* THE EXERCISE
Transcribe the listing that follows in full, omitting pictures.
## Begin DATA
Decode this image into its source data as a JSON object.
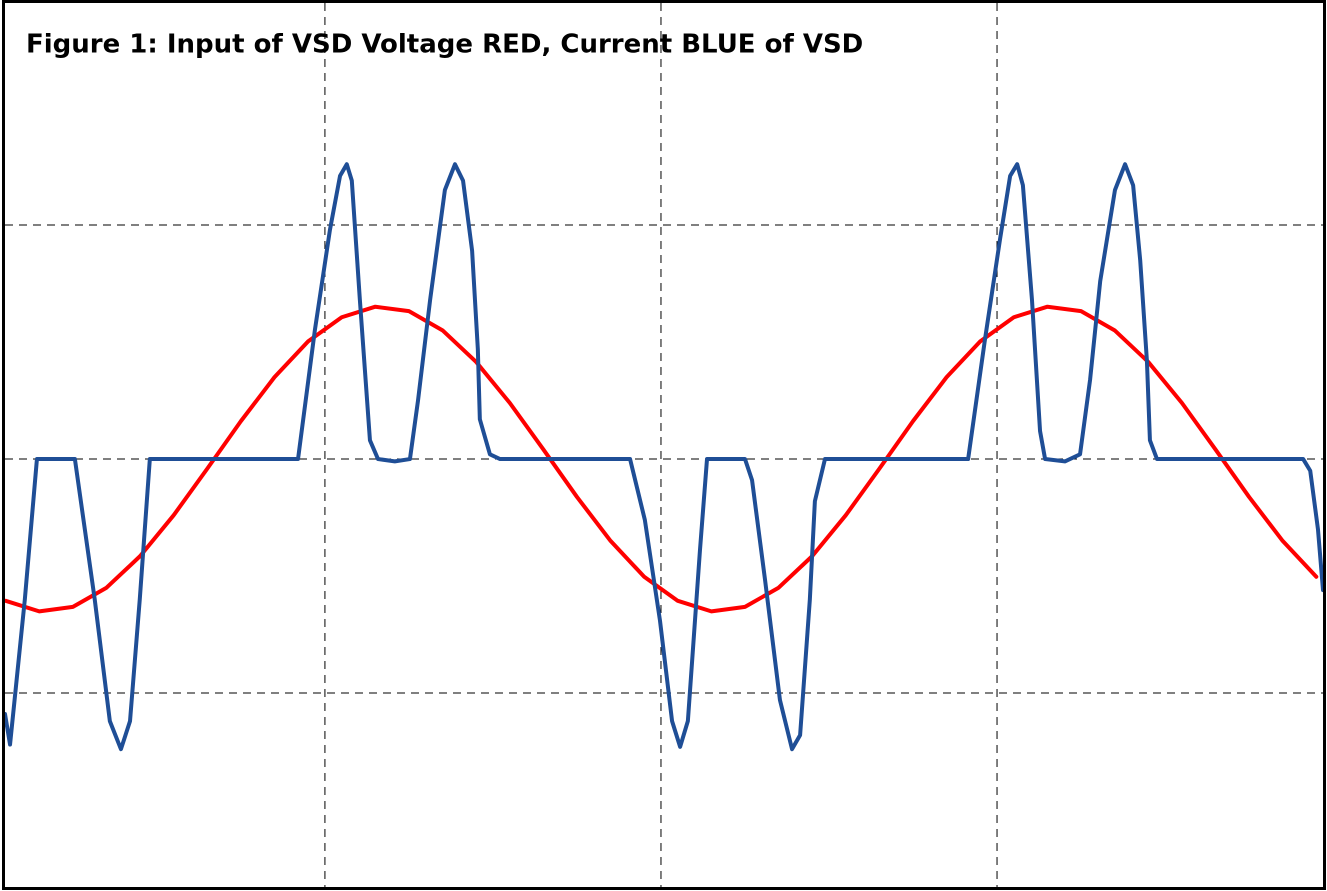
{
  "chart_data": {
    "type": "line",
    "title": "Figure 1: Input of VSD Voltage RED, Current BLUE of VSD",
    "xlim": [
      0.048,
      3.97
    ],
    "ylim": [
      -1.829,
      1.949
    ],
    "grid": {
      "x": [
        1,
        2,
        3
      ],
      "y": [
        -1,
        0,
        1
      ]
    },
    "series": [
      {
        "color": "#ff0000",
        "x": [
          0.05,
          0.15,
          0.25,
          0.35,
          0.45,
          0.55,
          0.65,
          0.75,
          0.85,
          0.95,
          1.05,
          1.15,
          1.25,
          1.35,
          1.45,
          1.55,
          1.65,
          1.75,
          1.85,
          1.95,
          2.05,
          2.15,
          2.25,
          2.35,
          2.45,
          2.55,
          2.65,
          2.75,
          2.85,
          2.95,
          3.05,
          3.15,
          3.25,
          3.35,
          3.45,
          3.55,
          3.65,
          3.75,
          3.85,
          3.95
        ],
        "values": [
          -0.606,
          -0.651,
          -0.632,
          -0.55,
          -0.415,
          -0.24,
          -0.041,
          0.162,
          0.35,
          0.503,
          0.606,
          0.651,
          0.632,
          0.55,
          0.415,
          0.24,
          0.041,
          -0.162,
          -0.35,
          -0.503,
          -0.606,
          -0.651,
          -0.632,
          -0.55,
          -0.415,
          -0.24,
          -0.041,
          0.162,
          0.35,
          0.503,
          0.606,
          0.651,
          0.632,
          0.55,
          0.415,
          0.24,
          0.041,
          -0.162,
          -0.35,
          -0.503
        ]
      },
      {
        "color": "#1f4e96",
        "x": [
          0.048,
          0.063,
          0.107,
          0.143,
          0.256,
          0.315,
          0.36,
          0.393,
          0.42,
          0.449,
          0.479,
          0.92,
          0.97,
          1.015,
          1.045,
          1.065,
          1.08,
          1.104,
          1.134,
          1.158,
          1.208,
          1.253,
          1.277,
          1.313,
          1.357,
          1.387,
          1.411,
          1.438,
          1.455,
          1.461,
          1.491,
          1.521,
          1.908,
          1.952,
          1.997,
          2.033,
          2.057,
          2.08,
          2.116,
          2.137,
          2.25,
          2.271,
          2.31,
          2.354,
          2.39,
          2.414,
          2.443,
          2.458,
          2.488,
          2.914,
          2.964,
          3.009,
          3.039,
          3.06,
          3.077,
          3.104,
          3.128,
          3.143,
          3.202,
          3.247,
          3.277,
          3.307,
          3.351,
          3.381,
          3.405,
          3.426,
          3.446,
          3.455,
          3.476,
          3.911,
          3.932,
          3.955,
          3.97
        ],
        "values": [
          -1.09,
          -1.22,
          -0.6,
          0,
          0,
          -0.6,
          -1.12,
          -1.24,
          -1.12,
          -0.6,
          0,
          0,
          0.55,
          0.98,
          1.21,
          1.26,
          1.19,
          0.68,
          0.08,
          0,
          -0.01,
          0,
          0.25,
          0.68,
          1.15,
          1.26,
          1.19,
          0.89,
          0.47,
          0.17,
          0.02,
          0,
          0,
          -0.26,
          -0.69,
          -1.12,
          -1.23,
          -1.12,
          -0.39,
          0,
          0,
          -0.09,
          -0.52,
          -1.03,
          -1.24,
          -1.18,
          -0.6,
          -0.18,
          0,
          0,
          0.51,
          0.94,
          1.21,
          1.26,
          1.17,
          0.68,
          0.12,
          0,
          -0.01,
          0.02,
          0.34,
          0.76,
          1.15,
          1.26,
          1.17,
          0.85,
          0.42,
          0.08,
          0,
          0,
          -0.05,
          -0.3,
          -0.56
        ]
      }
    ]
  }
}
## End DATA
* FULL SOLUTION
Decode this image into its source data as a JSON object.
{
  "chart_data": {
    "type": "line",
    "title": "Figure 1: Input of VSD Voltage RED, Current BLUE of VSD",
    "xlim": [
      0.048,
      3.97
    ],
    "ylim": [
      -1.829,
      1.949
    ],
    "grid": {
      "x": [
        1,
        2,
        3
      ],
      "y": [
        -1,
        0,
        1
      ]
    },
    "series": [
      {
        "color": "#ff0000",
        "x": [
          0.05,
          0.15,
          0.25,
          0.35,
          0.45,
          0.55,
          0.65,
          0.75,
          0.85,
          0.95,
          1.05,
          1.15,
          1.25,
          1.35,
          1.45,
          1.55,
          1.65,
          1.75,
          1.85,
          1.95,
          2.05,
          2.15,
          2.25,
          2.35,
          2.45,
          2.55,
          2.65,
          2.75,
          2.85,
          2.95,
          3.05,
          3.15,
          3.25,
          3.35,
          3.45,
          3.55,
          3.65,
          3.75,
          3.85,
          3.95
        ],
        "values": [
          -0.606,
          -0.651,
          -0.632,
          -0.55,
          -0.415,
          -0.24,
          -0.041,
          0.162,
          0.35,
          0.503,
          0.606,
          0.651,
          0.632,
          0.55,
          0.415,
          0.24,
          0.041,
          -0.162,
          -0.35,
          -0.503,
          -0.606,
          -0.651,
          -0.632,
          -0.55,
          -0.415,
          -0.24,
          -0.041,
          0.162,
          0.35,
          0.503,
          0.606,
          0.651,
          0.632,
          0.55,
          0.415,
          0.24,
          0.041,
          -0.162,
          -0.35,
          -0.503
        ]
      },
      {
        "color": "#1f4e96",
        "x": [
          0.048,
          0.063,
          0.107,
          0.143,
          0.256,
          0.315,
          0.36,
          0.393,
          0.42,
          0.449,
          0.479,
          0.92,
          0.97,
          1.015,
          1.045,
          1.065,
          1.08,
          1.104,
          1.134,
          1.158,
          1.208,
          1.253,
          1.277,
          1.313,
          1.357,
          1.387,
          1.411,
          1.438,
          1.455,
          1.461,
          1.491,
          1.521,
          1.908,
          1.952,
          1.997,
          2.033,
          2.057,
          2.08,
          2.116,
          2.137,
          2.25,
          2.271,
          2.31,
          2.354,
          2.39,
          2.414,
          2.443,
          2.458,
          2.488,
          2.914,
          2.964,
          3.009,
          3.039,
          3.06,
          3.077,
          3.104,
          3.128,
          3.143,
          3.202,
          3.247,
          3.277,
          3.307,
          3.351,
          3.381,
          3.405,
          3.426,
          3.446,
          3.455,
          3.476,
          3.911,
          3.932,
          3.955,
          3.97
        ],
        "values": [
          -1.09,
          -1.22,
          -0.6,
          0,
          0,
          -0.6,
          -1.12,
          -1.24,
          -1.12,
          -0.6,
          0,
          0,
          0.55,
          0.98,
          1.21,
          1.26,
          1.19,
          0.68,
          0.08,
          0,
          -0.01,
          0,
          0.25,
          0.68,
          1.15,
          1.26,
          1.19,
          0.89,
          0.47,
          0.17,
          0.02,
          0,
          0,
          -0.26,
          -0.69,
          -1.12,
          -1.23,
          -1.12,
          -0.39,
          0,
          0,
          -0.09,
          -0.52,
          -1.03,
          -1.24,
          -1.18,
          -0.6,
          -0.18,
          0,
          0,
          0.51,
          0.94,
          1.21,
          1.26,
          1.17,
          0.68,
          0.12,
          0,
          -0.01,
          0.02,
          0.34,
          0.76,
          1.15,
          1.26,
          1.17,
          0.85,
          0.42,
          0.08,
          0,
          0,
          -0.05,
          -0.3,
          -0.56
        ]
      }
    ]
  }
}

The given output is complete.